■ WHAT NEEDS TO BE DONE ■
All of the lines below are to be printed again exactly; images are excluded from the output.

■ Data entries for graphics ■
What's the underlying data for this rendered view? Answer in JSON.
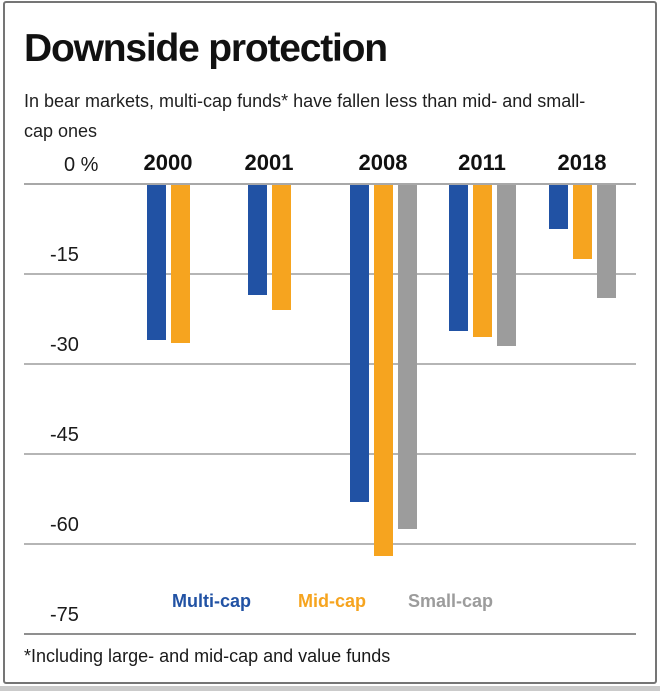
{
  "page": {
    "title": "Downside protection",
    "subtitle": "In bear markets, multi-cap funds* have fallen less than mid- and small-\ncap ones",
    "footnote": "*Including large- and mid-cap and value funds"
  },
  "chart_data": {
    "type": "bar",
    "title": "Downside protection",
    "categories": [
      "2000",
      "2001",
      "2008",
      "2011",
      "2018"
    ],
    "series": [
      {
        "name": "Multi-cap",
        "color": "#2152a4",
        "values": [
          -26,
          -18.5,
          -53,
          -24.5,
          -7.5
        ]
      },
      {
        "name": "Mid-cap",
        "color": "#f6a41f",
        "values": [
          -26.5,
          -21,
          -62,
          -25.5,
          -12.5
        ]
      },
      {
        "name": "Small-cap",
        "color": "#9c9c9c",
        "values": [
          null,
          null,
          -57.5,
          -27,
          -19
        ]
      }
    ],
    "unit": "%",
    "ylim": [
      -75,
      0
    ],
    "yticks": [
      0,
      -15,
      -30,
      -45,
      -60,
      -75
    ],
    "ytick_labels": [
      "0 %",
      "-15",
      "-30",
      "-45",
      "-60",
      "-75"
    ],
    "grid": true,
    "legend_position": "bottom-inside"
  },
  "colors": {
    "multi_cap": "#2152a4",
    "mid_cap": "#f6a41f",
    "small_cap": "#9c9c9c",
    "gridline": "#b5b5b5",
    "axis_bottom_line": "#8f8f8f",
    "card_border": "#757575",
    "bottom_strip": "#cbcbcb"
  }
}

■ OUTPUT FOR THIS TASK ■
What's the underlying data for this rendered view? Answer in JSON.
{
  "page": {
    "title": "Downside protection",
    "subtitle": "In bear markets, multi-cap funds* have fallen less than mid- and small-\ncap ones",
    "footnote": "*Including large- and mid-cap and value funds"
  },
  "chart_data": {
    "type": "bar",
    "title": "Downside protection",
    "categories": [
      "2000",
      "2001",
      "2008",
      "2011",
      "2018"
    ],
    "series": [
      {
        "name": "Multi-cap",
        "color": "#2152a4",
        "values": [
          -26,
          -18.5,
          -53,
          -24.5,
          -7.5
        ]
      },
      {
        "name": "Mid-cap",
        "color": "#f6a41f",
        "values": [
          -26.5,
          -21,
          -62,
          -25.5,
          -12.5
        ]
      },
      {
        "name": "Small-cap",
        "color": "#9c9c9c",
        "values": [
          null,
          null,
          -57.5,
          -27,
          -19
        ]
      }
    ],
    "unit": "%",
    "ylim": [
      -75,
      0
    ],
    "yticks": [
      0,
      -15,
      -30,
      -45,
      -60,
      -75
    ],
    "ytick_labels": [
      "0 %",
      "-15",
      "-30",
      "-45",
      "-60",
      "-75"
    ],
    "grid": true,
    "legend_position": "bottom-inside"
  },
  "colors": {
    "multi_cap": "#2152a4",
    "mid_cap": "#f6a41f",
    "small_cap": "#9c9c9c",
    "gridline": "#b5b5b5",
    "axis_bottom_line": "#8f8f8f",
    "card_border": "#757575",
    "bottom_strip": "#cbcbcb"
  }
}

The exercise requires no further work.